• [INSTRUCCIONES DE TRABAJO]:
a: Reproduce el tramo del texto sobre el Perú y el Megapuerto de Chancay que va desde "El Perú ante" hasta "su propia fiesta.".
b: Del texto sobre el Perú y el Megapuerto de Chancay, pasa al inglés esta oración: "Es difícil esquivar la impresión de que Perú, a veces, resulta ser el invitado de su propia fiesta."

• [TEXTO PROPORCIONADO]:
··········

El Perú ante el Megapuerto de Chancay
cadal.org

Cuando repasamos la historia del Perú surge la sensación de que el nuestro es un país al que las cosas le pasan, antes que uno que hace que las cosas pasen. Episodio tras episodio, nuestro pasado está marcado más por lo accidental que por lo deliberado, por la suerte más que por la voluntad, por lo improvisado más que por la planificación. Nuestra independencia fue fundamentalmente obra de libertadores foráneos, nuestras fronteras fueron definidas a la buena o la mala por otros países, nuestro auges y crisis fueron casi siempre consecuencia de factores externos. Es difícil esquivar la impresión de que Perú, a veces, resulta ser el invitado de su propia fiesta.

Esta impresión se mantiene en la dimensión económica de nuestra historia, marcada por bonanzas temporales con las que usualmente nuestro Estado y dirigentes poco tuvieron que ver. Y en los episodios de crisis sucede lo contrario: buena responsabilidad les cabe a quienes estaban a cargo, porque no estuvieron a la altura de las circunstancias, hicieron poco y deshicieron mucho. Si algo positivo pasa en la economía peruana, no es extraño qué esté más vinculado a la suerte y al imprevisto, que a iniciativas y políticas conducidas con coherencia y persistencia. Cuando el país se saca la lotería, como dijo algún olvidado ministro de Economía, es por factores que no prevemos, no controlamos y no aprovechamos debidamente: altos precios de los minerales, bajas tasas de interés internacionales, aceleración del crecimiento global. Coyunturas favorables que no se aprovecharon al máximo, que disfrutamos mientras duraron, sin asumir las reformas necesarias para extender el auge.

··········

• [INFORMACIÓN PROPORCIONADA]:
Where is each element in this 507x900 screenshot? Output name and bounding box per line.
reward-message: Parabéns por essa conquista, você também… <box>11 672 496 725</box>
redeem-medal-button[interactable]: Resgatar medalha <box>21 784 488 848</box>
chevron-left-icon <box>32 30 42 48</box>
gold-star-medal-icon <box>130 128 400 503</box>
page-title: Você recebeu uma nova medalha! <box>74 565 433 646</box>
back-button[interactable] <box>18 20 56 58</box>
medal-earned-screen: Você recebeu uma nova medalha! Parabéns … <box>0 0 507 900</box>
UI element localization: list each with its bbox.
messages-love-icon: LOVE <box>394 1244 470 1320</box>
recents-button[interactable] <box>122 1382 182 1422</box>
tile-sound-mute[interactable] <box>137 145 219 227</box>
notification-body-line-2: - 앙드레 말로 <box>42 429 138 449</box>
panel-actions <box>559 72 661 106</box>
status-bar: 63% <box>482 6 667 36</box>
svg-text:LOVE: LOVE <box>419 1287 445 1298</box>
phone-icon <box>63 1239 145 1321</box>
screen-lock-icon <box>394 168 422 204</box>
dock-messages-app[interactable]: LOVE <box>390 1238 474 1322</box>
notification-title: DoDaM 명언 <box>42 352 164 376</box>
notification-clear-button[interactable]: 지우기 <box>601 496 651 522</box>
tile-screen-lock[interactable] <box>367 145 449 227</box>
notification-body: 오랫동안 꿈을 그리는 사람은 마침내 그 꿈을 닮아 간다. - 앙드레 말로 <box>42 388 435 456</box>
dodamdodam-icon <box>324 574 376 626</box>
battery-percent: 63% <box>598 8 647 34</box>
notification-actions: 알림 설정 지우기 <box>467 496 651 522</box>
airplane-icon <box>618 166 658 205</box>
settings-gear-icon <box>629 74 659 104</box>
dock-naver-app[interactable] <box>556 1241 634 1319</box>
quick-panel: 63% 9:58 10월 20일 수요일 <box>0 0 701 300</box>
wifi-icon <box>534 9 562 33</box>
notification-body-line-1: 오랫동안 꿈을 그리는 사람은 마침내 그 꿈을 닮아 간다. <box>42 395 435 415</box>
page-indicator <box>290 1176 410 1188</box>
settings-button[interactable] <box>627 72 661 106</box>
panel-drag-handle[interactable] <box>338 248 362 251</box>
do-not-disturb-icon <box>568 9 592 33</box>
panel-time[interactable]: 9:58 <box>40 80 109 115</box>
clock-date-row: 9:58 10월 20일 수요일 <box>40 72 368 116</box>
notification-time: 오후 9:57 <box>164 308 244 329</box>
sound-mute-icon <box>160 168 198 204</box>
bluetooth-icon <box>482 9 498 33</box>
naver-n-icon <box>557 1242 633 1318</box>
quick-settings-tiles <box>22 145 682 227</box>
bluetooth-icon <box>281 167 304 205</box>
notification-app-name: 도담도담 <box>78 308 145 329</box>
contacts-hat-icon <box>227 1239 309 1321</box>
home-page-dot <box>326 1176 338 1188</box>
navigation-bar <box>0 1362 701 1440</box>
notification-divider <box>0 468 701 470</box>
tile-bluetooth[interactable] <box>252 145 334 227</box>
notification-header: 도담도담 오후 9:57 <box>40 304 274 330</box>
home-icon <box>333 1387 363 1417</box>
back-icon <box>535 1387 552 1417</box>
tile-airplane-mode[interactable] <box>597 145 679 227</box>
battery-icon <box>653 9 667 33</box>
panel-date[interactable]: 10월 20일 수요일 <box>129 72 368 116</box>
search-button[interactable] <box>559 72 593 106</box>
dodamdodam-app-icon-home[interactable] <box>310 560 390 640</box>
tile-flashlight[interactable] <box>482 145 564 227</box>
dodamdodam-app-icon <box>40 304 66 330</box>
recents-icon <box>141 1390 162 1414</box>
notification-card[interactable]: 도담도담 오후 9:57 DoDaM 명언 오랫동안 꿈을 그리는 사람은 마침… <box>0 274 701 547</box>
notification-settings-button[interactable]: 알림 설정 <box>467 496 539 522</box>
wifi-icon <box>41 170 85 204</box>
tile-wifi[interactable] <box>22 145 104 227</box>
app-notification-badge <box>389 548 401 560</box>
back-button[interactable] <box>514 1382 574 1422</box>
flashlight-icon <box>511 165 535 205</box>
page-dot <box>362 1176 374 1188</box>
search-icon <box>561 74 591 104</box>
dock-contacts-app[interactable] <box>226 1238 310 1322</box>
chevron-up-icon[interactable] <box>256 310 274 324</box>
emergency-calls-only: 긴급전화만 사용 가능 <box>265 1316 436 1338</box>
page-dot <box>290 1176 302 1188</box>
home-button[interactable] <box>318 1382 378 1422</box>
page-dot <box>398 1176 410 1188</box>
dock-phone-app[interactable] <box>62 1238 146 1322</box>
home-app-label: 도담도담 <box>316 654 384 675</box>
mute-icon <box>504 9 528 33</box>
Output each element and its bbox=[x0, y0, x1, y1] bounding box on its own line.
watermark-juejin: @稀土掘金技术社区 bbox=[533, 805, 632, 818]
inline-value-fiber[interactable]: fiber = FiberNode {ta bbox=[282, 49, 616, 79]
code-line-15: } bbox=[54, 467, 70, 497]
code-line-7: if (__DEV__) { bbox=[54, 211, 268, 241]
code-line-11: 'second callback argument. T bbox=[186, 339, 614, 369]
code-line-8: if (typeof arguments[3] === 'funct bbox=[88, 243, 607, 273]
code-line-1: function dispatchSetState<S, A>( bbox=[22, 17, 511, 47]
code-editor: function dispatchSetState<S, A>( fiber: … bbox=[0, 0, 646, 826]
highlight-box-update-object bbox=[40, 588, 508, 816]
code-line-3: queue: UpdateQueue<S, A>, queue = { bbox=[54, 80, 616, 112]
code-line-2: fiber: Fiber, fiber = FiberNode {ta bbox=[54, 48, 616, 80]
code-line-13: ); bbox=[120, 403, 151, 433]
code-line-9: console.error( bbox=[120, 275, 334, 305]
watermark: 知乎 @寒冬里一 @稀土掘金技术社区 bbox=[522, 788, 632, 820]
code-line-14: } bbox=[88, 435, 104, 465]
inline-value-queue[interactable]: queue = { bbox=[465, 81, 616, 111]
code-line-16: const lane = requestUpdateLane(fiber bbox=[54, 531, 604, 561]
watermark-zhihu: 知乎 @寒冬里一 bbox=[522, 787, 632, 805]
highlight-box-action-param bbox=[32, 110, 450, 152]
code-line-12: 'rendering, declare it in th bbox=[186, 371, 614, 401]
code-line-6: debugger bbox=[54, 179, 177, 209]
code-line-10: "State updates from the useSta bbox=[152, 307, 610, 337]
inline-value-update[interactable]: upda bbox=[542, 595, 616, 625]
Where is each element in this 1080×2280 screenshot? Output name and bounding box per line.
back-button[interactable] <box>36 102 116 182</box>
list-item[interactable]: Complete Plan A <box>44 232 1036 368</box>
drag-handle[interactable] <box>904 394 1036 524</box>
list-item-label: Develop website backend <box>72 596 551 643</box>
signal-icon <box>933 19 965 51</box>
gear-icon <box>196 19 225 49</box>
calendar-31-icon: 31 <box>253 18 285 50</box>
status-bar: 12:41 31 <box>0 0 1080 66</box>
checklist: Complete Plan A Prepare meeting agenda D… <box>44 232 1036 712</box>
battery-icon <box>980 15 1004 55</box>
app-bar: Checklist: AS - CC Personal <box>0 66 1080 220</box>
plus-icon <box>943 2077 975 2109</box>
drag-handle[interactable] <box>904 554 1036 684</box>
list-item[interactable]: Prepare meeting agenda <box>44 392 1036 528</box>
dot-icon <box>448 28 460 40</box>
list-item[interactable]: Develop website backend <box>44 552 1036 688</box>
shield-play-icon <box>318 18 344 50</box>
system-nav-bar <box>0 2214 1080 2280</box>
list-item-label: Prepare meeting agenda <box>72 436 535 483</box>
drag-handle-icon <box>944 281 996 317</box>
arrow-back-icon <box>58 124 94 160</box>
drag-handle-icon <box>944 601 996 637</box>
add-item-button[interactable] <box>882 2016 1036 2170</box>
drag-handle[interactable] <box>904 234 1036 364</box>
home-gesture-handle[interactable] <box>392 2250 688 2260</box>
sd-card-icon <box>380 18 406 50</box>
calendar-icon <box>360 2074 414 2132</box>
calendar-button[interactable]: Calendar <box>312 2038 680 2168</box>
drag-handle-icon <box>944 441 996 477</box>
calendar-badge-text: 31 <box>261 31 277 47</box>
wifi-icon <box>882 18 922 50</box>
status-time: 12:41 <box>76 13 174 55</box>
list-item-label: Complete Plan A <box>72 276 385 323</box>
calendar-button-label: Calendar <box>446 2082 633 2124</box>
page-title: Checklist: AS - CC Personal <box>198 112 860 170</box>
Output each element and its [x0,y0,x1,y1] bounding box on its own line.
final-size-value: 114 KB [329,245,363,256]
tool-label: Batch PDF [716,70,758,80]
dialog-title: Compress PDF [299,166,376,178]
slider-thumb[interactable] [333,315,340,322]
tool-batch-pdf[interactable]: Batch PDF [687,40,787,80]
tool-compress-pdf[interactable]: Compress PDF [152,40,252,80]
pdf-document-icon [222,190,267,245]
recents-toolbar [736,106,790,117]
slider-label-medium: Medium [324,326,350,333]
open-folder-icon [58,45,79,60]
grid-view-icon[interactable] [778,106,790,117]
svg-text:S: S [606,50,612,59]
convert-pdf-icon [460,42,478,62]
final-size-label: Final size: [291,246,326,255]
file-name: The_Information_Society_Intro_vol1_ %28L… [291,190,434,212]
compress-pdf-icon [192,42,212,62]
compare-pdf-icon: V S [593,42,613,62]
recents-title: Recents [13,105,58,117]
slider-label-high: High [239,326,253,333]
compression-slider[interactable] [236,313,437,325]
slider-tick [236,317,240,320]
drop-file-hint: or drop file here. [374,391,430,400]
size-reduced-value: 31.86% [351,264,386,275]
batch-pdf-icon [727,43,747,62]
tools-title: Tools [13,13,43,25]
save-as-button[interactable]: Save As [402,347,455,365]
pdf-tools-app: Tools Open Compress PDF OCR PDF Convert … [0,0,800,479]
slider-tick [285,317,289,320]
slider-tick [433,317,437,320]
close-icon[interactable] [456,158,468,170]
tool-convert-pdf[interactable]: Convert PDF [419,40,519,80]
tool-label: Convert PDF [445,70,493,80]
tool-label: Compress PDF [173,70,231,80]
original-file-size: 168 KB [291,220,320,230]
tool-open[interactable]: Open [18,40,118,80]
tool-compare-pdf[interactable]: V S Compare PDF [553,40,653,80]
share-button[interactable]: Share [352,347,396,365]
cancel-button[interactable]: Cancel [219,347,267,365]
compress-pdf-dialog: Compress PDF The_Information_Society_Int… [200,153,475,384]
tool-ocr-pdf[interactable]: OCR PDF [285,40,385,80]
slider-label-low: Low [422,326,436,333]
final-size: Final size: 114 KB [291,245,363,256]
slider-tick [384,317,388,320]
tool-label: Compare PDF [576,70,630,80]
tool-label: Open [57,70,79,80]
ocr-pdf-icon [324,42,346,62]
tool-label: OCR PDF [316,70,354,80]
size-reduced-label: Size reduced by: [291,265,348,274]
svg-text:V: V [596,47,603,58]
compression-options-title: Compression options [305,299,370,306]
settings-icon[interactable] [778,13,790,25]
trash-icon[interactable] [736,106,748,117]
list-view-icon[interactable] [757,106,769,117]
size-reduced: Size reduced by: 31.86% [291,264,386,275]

··········

• [RESULTADOS EN ORDEN]:
a:
El Perú ante el Megapuerto de Chancay
cadal.org

Cuando repasamos la historia del Perú surge la sensación de que el nuestro es un país al que las cosas le pasan, antes que uno que hace que las cosas pasen. Episodio tras episodio, nuestro pasado está marcado más por lo accidental que por lo deliberado, por la suerte más que por la voluntad, por lo improvisado más que por la planificación. Nuestra independencia fue fundamentalmente obra de libertadores foráneos, nuestras fronteras fueron definidas a la buena o la mala por otros países, nuestro auges y crisis fueron casi siempre consecuencia de factores externos. Es difícil esquivar la impresión de que Perú, a veces, resulta ser el invitado de su propia fiesta.

b: It is hard to avoid the impression that Peru sometimes turns out to be the guest at its own party.